BEGIN DATA LINES

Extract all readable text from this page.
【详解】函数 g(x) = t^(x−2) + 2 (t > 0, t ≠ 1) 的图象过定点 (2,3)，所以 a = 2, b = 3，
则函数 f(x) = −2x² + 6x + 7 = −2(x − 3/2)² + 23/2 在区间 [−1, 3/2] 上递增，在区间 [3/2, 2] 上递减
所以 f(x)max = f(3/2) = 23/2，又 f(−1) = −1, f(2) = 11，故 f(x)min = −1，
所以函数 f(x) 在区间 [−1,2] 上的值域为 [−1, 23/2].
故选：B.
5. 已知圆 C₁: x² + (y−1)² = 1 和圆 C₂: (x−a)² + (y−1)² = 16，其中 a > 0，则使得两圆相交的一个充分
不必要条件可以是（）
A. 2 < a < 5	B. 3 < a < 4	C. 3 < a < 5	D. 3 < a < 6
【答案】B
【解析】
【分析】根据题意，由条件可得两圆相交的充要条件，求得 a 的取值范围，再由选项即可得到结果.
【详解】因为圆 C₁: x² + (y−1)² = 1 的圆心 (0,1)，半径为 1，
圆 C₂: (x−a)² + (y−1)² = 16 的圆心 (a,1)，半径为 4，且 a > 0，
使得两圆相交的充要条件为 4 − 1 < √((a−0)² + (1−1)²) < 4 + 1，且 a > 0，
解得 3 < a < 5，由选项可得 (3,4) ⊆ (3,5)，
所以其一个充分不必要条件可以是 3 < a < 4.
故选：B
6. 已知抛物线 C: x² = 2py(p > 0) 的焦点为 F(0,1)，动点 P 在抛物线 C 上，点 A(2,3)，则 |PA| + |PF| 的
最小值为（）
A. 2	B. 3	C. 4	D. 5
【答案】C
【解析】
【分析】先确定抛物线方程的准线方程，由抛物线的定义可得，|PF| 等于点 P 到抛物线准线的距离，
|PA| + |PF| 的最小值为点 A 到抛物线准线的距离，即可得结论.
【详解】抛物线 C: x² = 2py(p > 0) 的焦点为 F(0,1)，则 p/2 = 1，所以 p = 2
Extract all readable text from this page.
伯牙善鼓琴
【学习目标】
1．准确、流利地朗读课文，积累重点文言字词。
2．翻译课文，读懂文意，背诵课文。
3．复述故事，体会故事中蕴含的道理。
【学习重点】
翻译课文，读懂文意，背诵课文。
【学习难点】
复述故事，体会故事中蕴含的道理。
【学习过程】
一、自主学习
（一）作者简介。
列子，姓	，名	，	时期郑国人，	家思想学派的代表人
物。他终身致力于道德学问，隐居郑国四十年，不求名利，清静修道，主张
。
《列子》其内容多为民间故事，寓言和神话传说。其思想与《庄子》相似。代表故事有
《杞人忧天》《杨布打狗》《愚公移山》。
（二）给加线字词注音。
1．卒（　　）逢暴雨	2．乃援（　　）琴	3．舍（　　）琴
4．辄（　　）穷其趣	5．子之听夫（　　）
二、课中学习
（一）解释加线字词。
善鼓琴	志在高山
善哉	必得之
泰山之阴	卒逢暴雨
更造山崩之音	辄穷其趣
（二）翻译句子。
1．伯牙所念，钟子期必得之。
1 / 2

END DATA LINES

### [WHAT YOU NEED TO DO]
Extract each entry in full, exactly as given.

### [TASK RESULT]
Extract all readable text from this page.
【详解】函数 g(x) = t^(x−2) + 2 (t > 0, t ≠ 1) 的图象过定点 (2,3)，所以 a = 2, b = 3，
则函数 f(x) = −2x² + 6x + 7 = −2(x − 3/2)² + 23/2 在区间 [−1, 3/2] 上递增，在区间 [3/2, 2] 上递减
所以 f(x)max = f(3/2) = 23/2，又 f(−1) = −1, f(2) = 11，故 f(x)min = −1，
所以函数 f(x) 在区间 [−1,2] 上的值域为 [−1, 23/2].
故选：B.
5. 已知圆 C₁: x² + (y−1)² = 1 和圆 C₂: (x−a)² + (y−1)² = 16，其中 a > 0，则使得两圆相交的一个充分
不必要条件可以是（）
A. 2 < a < 5	B. 3 < a < 4	C. 3 < a < 5	D. 3 < a < 6
【答案】B
【解析】
【分析】根据题意，由条件可得两圆相交的充要条件，求得 a 的取值范围，再由选项即可得到结果.
【详解】因为圆 C₁: x² + (y−1)² = 1 的圆心 (0,1)，半径为 1，
圆 C₂: (x−a)² + (y−1)² = 16 的圆心 (a,1)，半径为 4，且 a > 0，
使得两圆相交的充要条件为 4 − 1 < √((a−0)² + (1−1)²) < 4 + 1，且 a > 0，
解得 3 < a < 5，由选项可得 (3,4) ⊆ (3,5)，
所以其一个充分不必要条件可以是 3 < a < 4.
故选：B
6. 已知抛物线 C: x² = 2py(p > 0) 的焦点为 F(0,1)，动点 P 在抛物线 C 上，点 A(2,3)，则 |PA| + |PF| 的
最小值为（）
A. 2	B. 3	C. 4	D. 5
【答案】C
【解析】
【分析】先确定抛物线方程的准线方程，由抛物线的定义可得，|PF| 等于点 P 到抛物线准线的距离，
|PA| + |PF| 的最小值为点 A 到抛物线准线的距离，即可得结论.
【详解】抛物线 C: x² = 2py(p > 0) 的焦点为 F(0,1)，则 p/2 = 1，所以 p = 2
Extract all readable text from this page.
伯牙善鼓琴
【学习目标】
1．准确、流利地朗读课文，积累重点文言字词。
2．翻译课文，读懂文意，背诵课文。
3．复述故事，体会故事中蕴含的道理。
【学习重点】
翻译课文，读懂文意，背诵课文。
【学习难点】
复述故事，体会故事中蕴含的道理。
【学习过程】
一、自主学习
（一）作者简介。
列子，姓	，名	，	时期郑国人，	家思想学派的代表人
物。他终身致力于道德学问，隐居郑国四十年，不求名利，清静修道，主张
。
《列子》其内容多为民间故事，寓言和神话传说。其思想与《庄子》相似。代表故事有
《杞人忧天》《杨布打狗》《愚公移山》。
（二）给加线字词注音。
1．卒（　　）逢暴雨	2．乃援（　　）琴	3．舍（　　）琴
4．辄（　　）穷其趣	5．子之听夫（　　）
二、课中学习
（一）解释加线字词。
善鼓琴	志在高山
善哉	必得之
泰山之阴	卒逢暴雨
更造山崩之音	辄穷其趣
（二）翻译句子。
1．伯牙所念，钟子期必得之。
1 / 2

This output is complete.